» **Problem details**: Copy out each line of the listing that has the word "minutes" in it.

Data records
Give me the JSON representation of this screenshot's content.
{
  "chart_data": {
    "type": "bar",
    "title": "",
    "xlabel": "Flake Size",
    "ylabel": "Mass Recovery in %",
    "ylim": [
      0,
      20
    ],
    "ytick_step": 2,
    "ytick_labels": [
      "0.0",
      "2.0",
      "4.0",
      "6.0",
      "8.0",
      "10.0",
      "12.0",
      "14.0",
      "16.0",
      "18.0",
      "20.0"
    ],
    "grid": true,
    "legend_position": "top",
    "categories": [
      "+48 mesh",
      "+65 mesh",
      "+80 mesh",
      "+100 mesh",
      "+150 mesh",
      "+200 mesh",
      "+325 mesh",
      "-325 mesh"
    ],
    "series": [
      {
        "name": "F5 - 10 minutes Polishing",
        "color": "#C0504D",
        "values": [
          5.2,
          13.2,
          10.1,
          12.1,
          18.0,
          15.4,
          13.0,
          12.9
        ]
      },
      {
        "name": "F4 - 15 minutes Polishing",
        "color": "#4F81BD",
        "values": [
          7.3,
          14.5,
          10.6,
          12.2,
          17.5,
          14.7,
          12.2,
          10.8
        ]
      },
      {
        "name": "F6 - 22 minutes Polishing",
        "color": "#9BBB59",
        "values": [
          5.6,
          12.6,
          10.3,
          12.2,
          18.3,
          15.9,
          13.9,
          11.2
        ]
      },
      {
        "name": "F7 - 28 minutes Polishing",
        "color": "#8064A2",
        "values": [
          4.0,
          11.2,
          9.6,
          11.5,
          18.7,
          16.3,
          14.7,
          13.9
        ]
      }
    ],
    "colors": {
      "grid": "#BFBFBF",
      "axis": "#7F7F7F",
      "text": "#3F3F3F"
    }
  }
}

» **Reply**:
        "name": "F5 - 10 minutes Polishing",
        "name": "F4 - 15 minutes Polishing",
        "name": "F6 - 22 minutes Polishing",
        "name": "F7 - 28 minutes Polishing",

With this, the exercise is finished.